**Given problem**:
Produce the listing below again, exactly as shown.
-- start of Data excerpts --
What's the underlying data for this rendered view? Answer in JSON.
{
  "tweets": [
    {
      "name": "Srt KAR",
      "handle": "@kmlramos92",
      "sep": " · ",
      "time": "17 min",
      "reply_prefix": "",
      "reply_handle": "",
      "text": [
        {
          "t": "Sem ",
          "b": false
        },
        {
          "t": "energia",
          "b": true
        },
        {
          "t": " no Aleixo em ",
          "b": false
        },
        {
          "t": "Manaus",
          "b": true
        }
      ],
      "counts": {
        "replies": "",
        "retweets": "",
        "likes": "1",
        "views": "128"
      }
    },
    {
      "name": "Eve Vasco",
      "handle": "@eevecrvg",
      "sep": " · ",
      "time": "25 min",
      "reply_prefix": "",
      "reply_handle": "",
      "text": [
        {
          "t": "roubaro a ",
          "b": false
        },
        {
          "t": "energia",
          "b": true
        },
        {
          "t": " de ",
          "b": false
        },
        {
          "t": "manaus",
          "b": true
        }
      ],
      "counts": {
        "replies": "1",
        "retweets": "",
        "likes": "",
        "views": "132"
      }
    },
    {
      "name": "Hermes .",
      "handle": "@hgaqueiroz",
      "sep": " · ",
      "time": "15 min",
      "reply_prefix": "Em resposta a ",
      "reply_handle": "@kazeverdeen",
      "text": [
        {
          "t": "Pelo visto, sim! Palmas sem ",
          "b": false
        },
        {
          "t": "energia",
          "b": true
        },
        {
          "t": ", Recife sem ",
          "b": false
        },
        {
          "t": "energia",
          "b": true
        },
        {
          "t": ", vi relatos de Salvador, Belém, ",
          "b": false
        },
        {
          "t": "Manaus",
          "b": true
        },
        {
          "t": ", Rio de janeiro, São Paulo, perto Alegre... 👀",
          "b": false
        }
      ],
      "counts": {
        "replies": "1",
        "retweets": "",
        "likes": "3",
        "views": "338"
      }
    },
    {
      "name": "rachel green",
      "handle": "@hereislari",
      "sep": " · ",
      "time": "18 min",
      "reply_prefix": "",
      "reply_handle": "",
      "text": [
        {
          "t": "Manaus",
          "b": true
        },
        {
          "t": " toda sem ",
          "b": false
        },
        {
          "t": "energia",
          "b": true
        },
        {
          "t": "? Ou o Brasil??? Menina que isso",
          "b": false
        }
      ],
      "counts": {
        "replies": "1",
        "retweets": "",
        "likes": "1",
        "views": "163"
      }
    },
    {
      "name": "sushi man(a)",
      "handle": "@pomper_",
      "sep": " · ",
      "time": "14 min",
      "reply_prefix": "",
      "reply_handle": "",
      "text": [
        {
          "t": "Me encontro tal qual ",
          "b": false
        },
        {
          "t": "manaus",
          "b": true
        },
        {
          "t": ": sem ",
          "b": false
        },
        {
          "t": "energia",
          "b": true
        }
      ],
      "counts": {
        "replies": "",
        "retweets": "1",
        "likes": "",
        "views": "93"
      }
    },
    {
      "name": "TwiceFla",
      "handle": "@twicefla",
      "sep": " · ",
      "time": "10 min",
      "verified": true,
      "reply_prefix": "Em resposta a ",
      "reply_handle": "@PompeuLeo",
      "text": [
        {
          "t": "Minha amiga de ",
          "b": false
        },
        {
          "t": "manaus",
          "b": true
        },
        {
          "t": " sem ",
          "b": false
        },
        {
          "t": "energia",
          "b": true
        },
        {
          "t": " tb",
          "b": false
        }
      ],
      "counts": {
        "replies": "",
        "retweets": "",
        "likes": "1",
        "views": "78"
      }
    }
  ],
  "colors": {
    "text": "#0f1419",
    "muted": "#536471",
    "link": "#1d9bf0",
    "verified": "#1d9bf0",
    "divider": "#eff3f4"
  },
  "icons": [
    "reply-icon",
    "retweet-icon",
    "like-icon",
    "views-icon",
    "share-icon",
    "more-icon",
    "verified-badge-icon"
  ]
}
-- end of Data excerpts --
**Exercise result**:
What's the underlying data for this rendered view? Answer in JSON.
{
  "tweets": [
    {
      "name": "Srt KAR",
      "handle": "@kmlramos92",
      "sep": " · ",
      "time": "17 min",
      "reply_prefix": "",
      "reply_handle": "",
      "text": [
        {
          "t": "Sem ",
          "b": false
        },
        {
          "t": "energia",
          "b": true
        },
        {
          "t": " no Aleixo em ",
          "b": false
        },
        {
          "t": "Manaus",
          "b": true
        }
      ],
      "counts": {
        "replies": "",
        "retweets": "",
        "likes": "1",
        "views": "128"
      }
    },
    {
      "name": "Eve Vasco",
      "handle": "@eevecrvg",
      "sep": " · ",
      "time": "25 min",
      "reply_prefix": "",
      "reply_handle": "",
      "text": [
        {
          "t": "roubaro a ",
          "b": false
        },
        {
          "t": "energia",
          "b": true
        },
        {
          "t": " de ",
          "b": false
        },
        {
          "t": "manaus",
          "b": true
        }
      ],
      "counts": {
        "replies": "1",
        "retweets": "",
        "likes": "",
        "views": "132"
      }
    },
    {
      "name": "Hermes .",
      "handle": "@hgaqueiroz",
      "sep": " · ",
      "time": "15 min",
      "reply_prefix": "Em resposta a ",
      "reply_handle": "@kazeverdeen",
      "text": [
        {
          "t": "Pelo visto, sim! Palmas sem ",
          "b": false
        },
        {
          "t": "energia",
          "b": true
        },
        {
          "t": ", Recife sem ",
          "b": false
        },
        {
          "t": "energia",
          "b": true
        },
        {
          "t": ", vi relatos de Salvador, Belém, ",
          "b": false
        },
        {
          "t": "Manaus",
          "b": true
        },
        {
          "t": ", Rio de janeiro, São Paulo, perto Alegre... 👀",
          "b": false
        }
      ],
      "counts": {
        "replies": "1",
        "retweets": "",
        "likes": "3",
        "views": "338"
      }
    },
    {
      "name": "rachel green",
      "handle": "@hereislari",
      "sep": " · ",
      "time": "18 min",
      "reply_prefix": "",
      "reply_handle": "",
      "text": [
        {
          "t": "Manaus",
          "b": true
        },
        {
          "t": " toda sem ",
          "b": false
        },
        {
          "t": "energia",
          "b": true
        },
        {
          "t": "? Ou o Brasil??? Menina que isso",
          "b": false
        }
      ],
      "counts": {
        "replies": "1",
        "retweets": "",
        "likes": "1",
        "views": "163"
      }
    },
    {
      "name": "sushi man(a)",
      "handle": "@pomper_",
      "sep": " · ",
      "time": "14 min",
      "reply_prefix": "",
      "reply_handle": "",
      "text": [
        {
          "t": "Me encontro tal qual ",
          "b": false
        },
        {
          "t": "manaus",
          "b": true
        },
        {
          "t": ": sem ",
          "b": false
        },
        {
          "t": "energia",
          "b": true
        }
      ],
      "counts": {
        "replies": "",
        "retweets": "1",
        "likes": "",
        "views": "93"
      }
    },
    {
      "name": "TwiceFla",
      "handle": "@twicefla",
      "sep": " · ",
      "time": "10 min",
      "verified": true,
      "reply_prefix": "Em resposta a ",
      "reply_handle": "@PompeuLeo",
      "text": [
        {
          "t": "Minha amiga de ",
          "b": false
        },
        {
          "t": "manaus",
          "b": true
        },
        {
          "t": " sem ",
          "b": false
        },
        {
          "t": "energia",
          "b": true
        },
        {
          "t": " tb",
          "b": false
        }
      ],
      "counts": {
        "replies": "",
        "retweets": "",
        "likes": "1",
        "views": "78"
      }
    }
  ],
  "colors": {
    "text": "#0f1419",
    "muted": "#536471",
    "link": "#1d9bf0",
    "verified": "#1d9bf0",
    "divider": "#eff3f4"
  },
  "icons": [
    "reply-icon",
    "retweet-icon",
    "like-icon",
    "views-icon",
    "share-icon",
    "more-icon",
    "verified-badge-icon"
  ]
}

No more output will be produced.